(Dataset records)
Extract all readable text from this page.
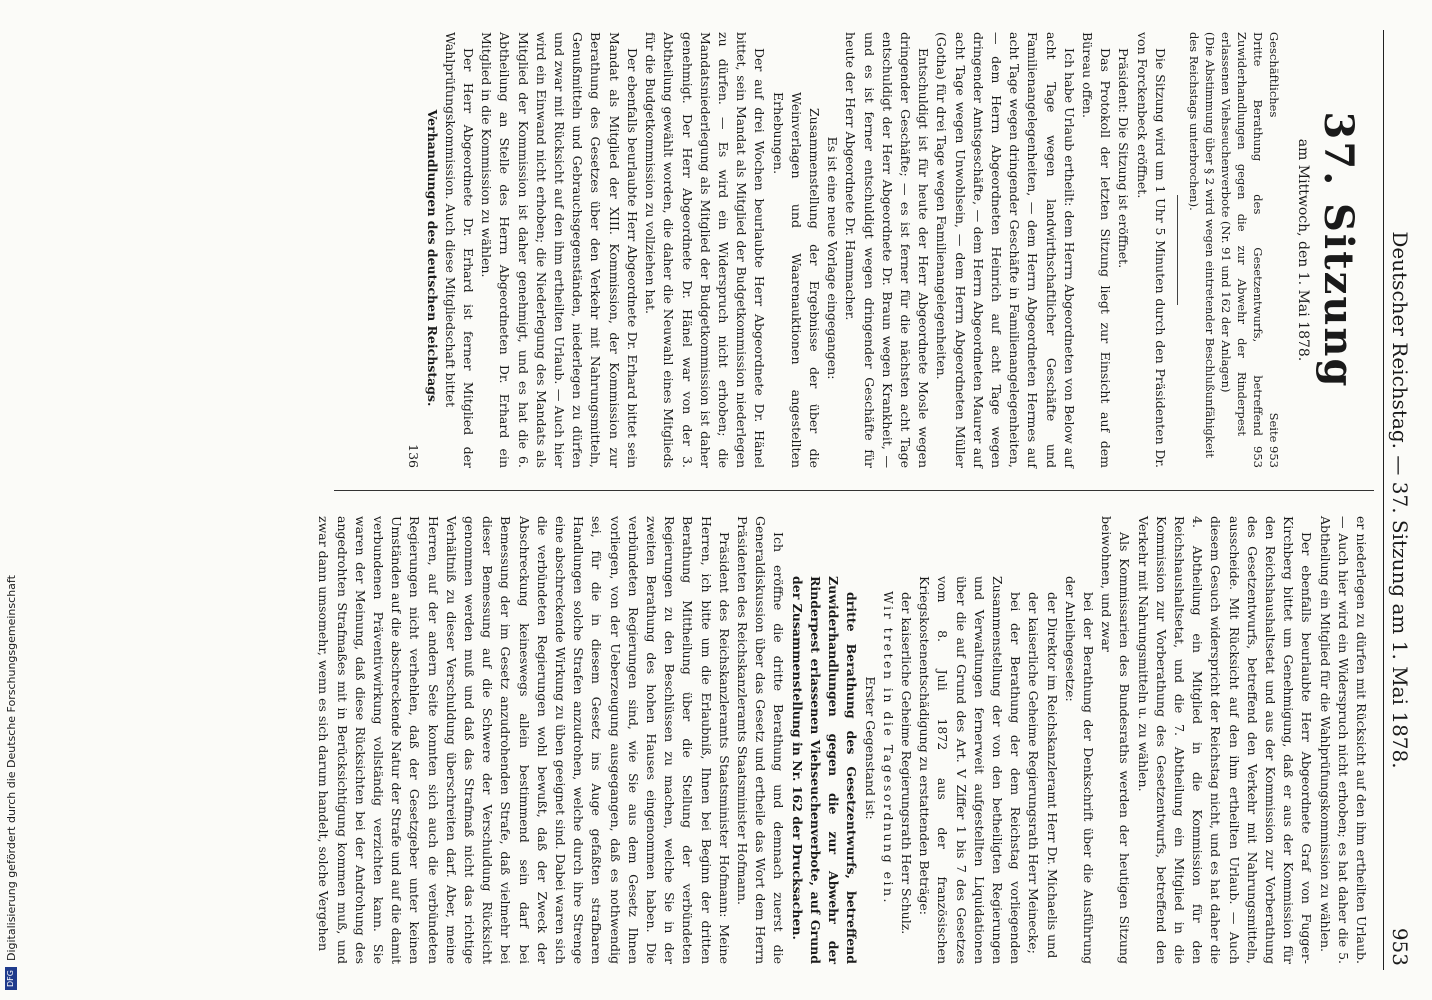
Deutscher Reichstag. — 37. Sitzung am 1. Mai 1878.
953
37. Sitzung
am Mittwoch, den 1. Mai 1878.
Geschäftliches
Seite 953
Dritte Berathung des Gesetzentwurfs, betreffend Zuwiderhandlungen gegen die zur Abwehr der Rinderpest erlassenen Viehseuchenverbote (Nr. 91 und 162 der Anlagen)
953
(Die Abstimmung über § 2 wird wegen eintretender Beschlußunfähigkeit des Reichstags unterbrochen).

Die Sitzung wird um 1 Uhr 5 Minuten durch den Präsidenten Dr. von Forckenbeck eröffnet.

Präsident: Die Sitzung ist eröffnet.

Das Protokoll der letzten Sitzung liegt zur Einsicht auf dem Büreau offen.

Ich habe Urlaub ertheilt: dem Herrn Abgeordneten von Below auf acht Tage wegen landwirthschaftlicher Geschäfte und Familienangelegenheiten, — dem Herrn Abgeordneten Hermes auf acht Tage wegen dringender Geschäfte in Familienangelegenheiten, — dem Herrn Abgeordneten Heinrich auf acht Tage wegen dringender Amtsgeschäfte, — dem Herrn Abgeordneten Maurer auf acht Tage wegen Unwohlsein, — dem Herrn Abgeordneten Müller (Gotha) für drei Tage wegen Familienangelegenheiten.

Entschuldigt ist für heute der Herr Abgeordnete Mosle wegen dringender Geschäfte; — es ist ferner für die nächsten acht Tage entschuldigt der Herr Abgeordnete Dr. Braun wegen Krankheit, — und es ist ferner entschuldigt wegen dringender Geschäfte für heute der Herr Abgeordnete Dr. Hammacher.

Es ist eine neue Vorlage eingegangen:

Zusammenstellung der Ergebnisse der über die Weinverlagen und Waarenauktionen angestellten Erhebungen.

Der auf drei Wochen beurlaubte Herr Abgeordnete Dr. Hänel bittet, sein Mandat als Mitglied der Budgetkommission niederlegen zu dürfen. — Es wird ein Widerspruch nicht erhoben; die Mandatsniederlegung als Mitglied der Budgetkommission ist daher genehmigt. Der Herr Abgeordnete Dr. Hänel war von der 3. Abtheilung gewählt worden, die daher die Neuwahl eines Mitglieds für die Budgetkommission zu vollziehen hat.

Der ebenfalls beurlaubte Herr Abgeordnete Dr. Erhard bittet sein Mandat als Mitglied der XIII. Kommission, der Kommission zur Berathung des Gesetzes über den Verkehr mit Nahrungsmitteln, Genußmitteln und Gebrauchsgegenständen, niederlegen zu dürfen und zwar mit Rücksicht auf den ihm ertheilten Urlaub. — Auch hier wird ein Einwand nicht erhoben; die Niederlegung des Mandats als Mitglied der Kommission ist daher genehmigt, und es hat die 6. Abtheilung an Stelle des Herrn Abgeordneten Dr. Erhard ein Mitglied in die Kommission zu wählen.

Der Herr Abgeordnete Dr. Erhard ist ferner Mitglied der Wahlprüfungskommission. Auch diese Mitgliedschaft bittet

Verhandlungen des deutschen Reichstags.

136

er niederlegen zu dürfen mit Rücksicht auf den ihm ertheilten Urlaub. — Auch hier wird ein Widerspruch nicht erhoben; es hat daher die 5. Abtheilung ein Mitglied für die Wahlprüfungskommission zu wählen.

Der ebenfalls beurlaubte Herr Abgeordnete Graf von Fugger-Kirchberg bittet um Genehmigung, daß er aus der Kommission für den Reichshaushaltsetat und aus der Kommission zur Vorberathung des Gesetzentwurfs, betreffend den Verkehr mit Nahrungsmitteln, ausscheide. Mit Rücksicht auf den ihm ertheilten Urlaub. — Auch diesem Gesuch widerspricht der Reichstag nicht, und es hat daher die 4. Abtheilung ein Mitglied in die Kommission für den Reichshaushaltsetat, und die 7. Abtheilung ein Mitglied in die Kommission zur Vorberathung des Gesetzentwurfs, betreffend den Verkehr mit Nahrungsmitteln u. zu wählen.

Als Kommissarien des Bundesraths werden der heutigen Sitzung beiwohnen, und zwar

bei der Berathung der Denkschrift über die Ausführung der Anleihegesetze:

der Direktor im Reichskanzleramt Herr Dr. Michaelis und

der kaiserliche Geheime Regierungsrath Herr Meinecke;

bei der Berathung der dem Reichstag vorliegenden Zusammenstellung der von den betheiligten Regierungen und Verwaltungen fernerweit aufgestellten Liquidationen über die auf Grund des Art. V Ziffer 1 bis 7 des Gesetzes vom 8. Juli 1872 aus der französischen Kriegskostenentschädigung zu erstattenden Beträge:

der kaiserliche Geheime Regierungsrath Herr Schulz.

Wir treten in die Tagesordnung ein.

Erster Gegenstand ist:

dritte Berathung des Gesetzentwurfs, betreffend Zuwiderhandlungen gegen die zur Abwehr der Rinderpest erlassenen Viehseuchenverbote, auf Grund der Zusammenstellung in Nr. 162 der Drucksachen.

Ich eröffne die dritte Berathung und demnach zuerst die Generaldiskussion über das Gesetz und ertheile das Wort dem Herrn Präsidenten des Reichskanzleramts Staatsminister Hofmann.

Präsident des Reichskanzleramts Staatsminister Hofmann: Meine Herren, ich bitte um die Erlaubniß, Ihnen bei Beginn der dritten Berathung Mittheilung über die Stellung der verbündeten Regierungen zu den Beschlüssen zu machen, welche Sie in der zweiten Berathung des hohen Hauses eingenommen haben. Die verbündeten Regierungen sind, wie Sie aus dem Gesetz Ihnen vorliegen, von der Ueberzeugung ausgegangen, daß es nothwendig sei, für die in diesem Gesetz ins Auge gefaßten strafbaren Handlungen solche Strafen anzudrohen, welche durch ihre Strenge eine abschreckende Wirkung zu üben geeignet sind. Dabei waren sich die verbündeten Regierungen wohl bewußt, daß der Zweck der Abschreckung keineswegs allein bestimmend sein darf bei Bemessung der im Gesetz anzudrohenden Strafe, daß vielmehr bei dieser Bemessung auf die Schwere der Verschuldung Rücksicht genommen werden muß und daß das Strafmaß nicht das richtige Verhältniß zu dieser Verschuldung überschreiten darf. Aber, meine Herren, auf der andern Seite konnten sich auch die verbündeten Regierungen nicht verhehlen, daß der Gesetzgeber unter keinen Umständen auf die abschreckende Natur der Strafe und auf die damit verbundenen Präventivwirkung vollständig verzichten kann. Sie waren der Meinung, daß diese Rücksichten bei der Androhung des angedrohten Strafmaßes mit in Berücksichtigung kommen muß, und zwar dann umsomehr, wenn es sich darum handelt, solche Vergehen

DFG
Digitalisierung gefördert durch die Deutsche Forschungsgemeinschaft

### What the task requires
Leave out the images and repeat the rest of the data word for word.

### Solution below
Extract all readable text from this page.
Deutscher Reichstag. — 37. Sitzung am 1. Mai 1878.
953
37. Sitzung
am Mittwoch, den 1. Mai 1878.
Geschäftliches
Seite 953
Dritte Berathung des Gesetzentwurfs, betreffend Zuwiderhandlungen gegen die zur Abwehr der Rinderpest erlassenen Viehseuchenverbote (Nr. 91 und 162 der Anlagen)
953
(Die Abstimmung über § 2 wird wegen eintretender Beschlußunfähigkeit des Reichstags unterbrochen).

Die Sitzung wird um 1 Uhr 5 Minuten durch den Präsidenten Dr. von Forckenbeck eröffnet.

Präsident: Die Sitzung ist eröffnet.

Das Protokoll der letzten Sitzung liegt zur Einsicht auf dem Büreau offen.

Ich habe Urlaub ertheilt: dem Herrn Abgeordneten von Below auf acht Tage wegen landwirthschaftlicher Geschäfte und Familienangelegenheiten, — dem Herrn Abgeordneten Hermes auf acht Tage wegen dringender Geschäfte in Familienangelegenheiten, — dem Herrn Abgeordneten Heinrich auf acht Tage wegen dringender Amtsgeschäfte, — dem Herrn Abgeordneten Maurer auf acht Tage wegen Unwohlsein, — dem Herrn Abgeordneten Müller (Gotha) für drei Tage wegen Familienangelegenheiten.

Entschuldigt ist für heute der Herr Abgeordnete Mosle wegen dringender Geschäfte; — es ist ferner für die nächsten acht Tage entschuldigt der Herr Abgeordnete Dr. Braun wegen Krankheit, — und es ist ferner entschuldigt wegen dringender Geschäfte für heute der Herr Abgeordnete Dr. Hammacher.

Es ist eine neue Vorlage eingegangen:

Zusammenstellung der Ergebnisse der über die Weinverlagen und Waarenauktionen angestellten Erhebungen.

Der auf drei Wochen beurlaubte Herr Abgeordnete Dr. Hänel bittet, sein Mandat als Mitglied der Budgetkommission niederlegen zu dürfen. — Es wird ein Widerspruch nicht erhoben; die Mandatsniederlegung als Mitglied der Budgetkommission ist daher genehmigt. Der Herr Abgeordnete Dr. Hänel war von der 3. Abtheilung gewählt worden, die daher die Neuwahl eines Mitglieds für die Budgetkommission zu vollziehen hat.

Der ebenfalls beurlaubte Herr Abgeordnete Dr. Erhard bittet sein Mandat als Mitglied der XIII. Kommission, der Kommission zur Berathung des Gesetzes über den Verkehr mit Nahrungsmitteln, Genußmitteln und Gebrauchsgegenständen, niederlegen zu dürfen und zwar mit Rücksicht auf den ihm ertheilten Urlaub. — Auch hier wird ein Einwand nicht erhoben; die Niederlegung des Mandats als Mitglied der Kommission ist daher genehmigt, und es hat die 6. Abtheilung an Stelle des Herrn Abgeordneten Dr. Erhard ein Mitglied in die Kommission zu wählen.

Der Herr Abgeordnete Dr. Erhard ist ferner Mitglied der Wahlprüfungskommission. Auch diese Mitgliedschaft bittet

Verhandlungen des deutschen Reichstags.

136

er niederlegen zu dürfen mit Rücksicht auf den ihm ertheilten Urlaub. — Auch hier wird ein Widerspruch nicht erhoben; es hat daher die 5. Abtheilung ein Mitglied für die Wahlprüfungskommission zu wählen.

Der ebenfalls beurlaubte Herr Abgeordnete Graf von Fugger-Kirchberg bittet um Genehmigung, daß er aus der Kommission für den Reichshaushaltsetat und aus der Kommission zur Vorberathung des Gesetzentwurfs, betreffend den Verkehr mit Nahrungsmitteln, ausscheide. Mit Rücksicht auf den ihm ertheilten Urlaub. — Auch diesem Gesuch widerspricht der Reichstag nicht, und es hat daher die 4. Abtheilung ein Mitglied in die Kommission für den Reichshaushaltsetat, und die 7. Abtheilung ein Mitglied in die Kommission zur Vorberathung des Gesetzentwurfs, betreffend den Verkehr mit Nahrungsmitteln u. zu wählen.

Als Kommissarien des Bundesraths werden der heutigen Sitzung beiwohnen, und zwar

bei der Berathung der Denkschrift über die Ausführung der Anleihegesetze:

der Direktor im Reichskanzleramt Herr Dr. Michaelis und

der kaiserliche Geheime Regierungsrath Herr Meinecke;

bei der Berathung der dem Reichstag vorliegenden Zusammenstellung der von den betheiligten Regierungen und Verwaltungen fernerweit aufgestellten Liquidationen über die auf Grund des Art. V Ziffer 1 bis 7 des Gesetzes vom 8. Juli 1872 aus der französischen Kriegskostenentschädigung zu erstattenden Beträge:

der kaiserliche Geheime Regierungsrath Herr Schulz.

Wir treten in die Tagesordnung ein.

Erster Gegenstand ist:

dritte Berathung des Gesetzentwurfs, betreffend Zuwiderhandlungen gegen die zur Abwehr der Rinderpest erlassenen Viehseuchenverbote, auf Grund der Zusammenstellung in Nr. 162 der Drucksachen.

Ich eröffne die dritte Berathung und demnach zuerst die Generaldiskussion über das Gesetz und ertheile das Wort dem Herrn Präsidenten des Reichskanzleramts Staatsminister Hofmann.

Präsident des Reichskanzleramts Staatsminister Hofmann: Meine Herren, ich bitte um die Erlaubniß, Ihnen bei Beginn der dritten Berathung Mittheilung über die Stellung der verbündeten Regierungen zu den Beschlüssen zu machen, welche Sie in der zweiten Berathung des hohen Hauses eingenommen haben. Die verbündeten Regierungen sind, wie Sie aus dem Gesetz Ihnen vorliegen, von der Ueberzeugung ausgegangen, daß es nothwendig sei, für die in diesem Gesetz ins Auge gefaßten strafbaren Handlungen solche Strafen anzudrohen, welche durch ihre Strenge eine abschreckende Wirkung zu üben geeignet sind. Dabei waren sich die verbündeten Regierungen wohl bewußt, daß der Zweck der Abschreckung keineswegs allein bestimmend sein darf bei Bemessung der im Gesetz anzudrohenden Strafe, daß vielmehr bei dieser Bemessung auf die Schwere der Verschuldung Rücksicht genommen werden muß und daß das Strafmaß nicht das richtige Verhältniß zu dieser Verschuldung überschreiten darf. Aber, meine Herren, auf der andern Seite konnten sich auch die verbündeten Regierungen nicht verhehlen, daß der Gesetzgeber unter keinen Umständen auf die abschreckende Natur der Strafe und auf die damit verbundenen Präventivwirkung vollständig verzichten kann. Sie waren der Meinung, daß diese Rücksichten bei der Androhung des angedrohten Strafmaßes mit in Berücksichtigung kommen muß, und zwar dann umsomehr, wenn es sich darum handelt, solche Vergehen

DFG
Digitalisierung gefördert durch die Deutsche Forschungsgemeinschaft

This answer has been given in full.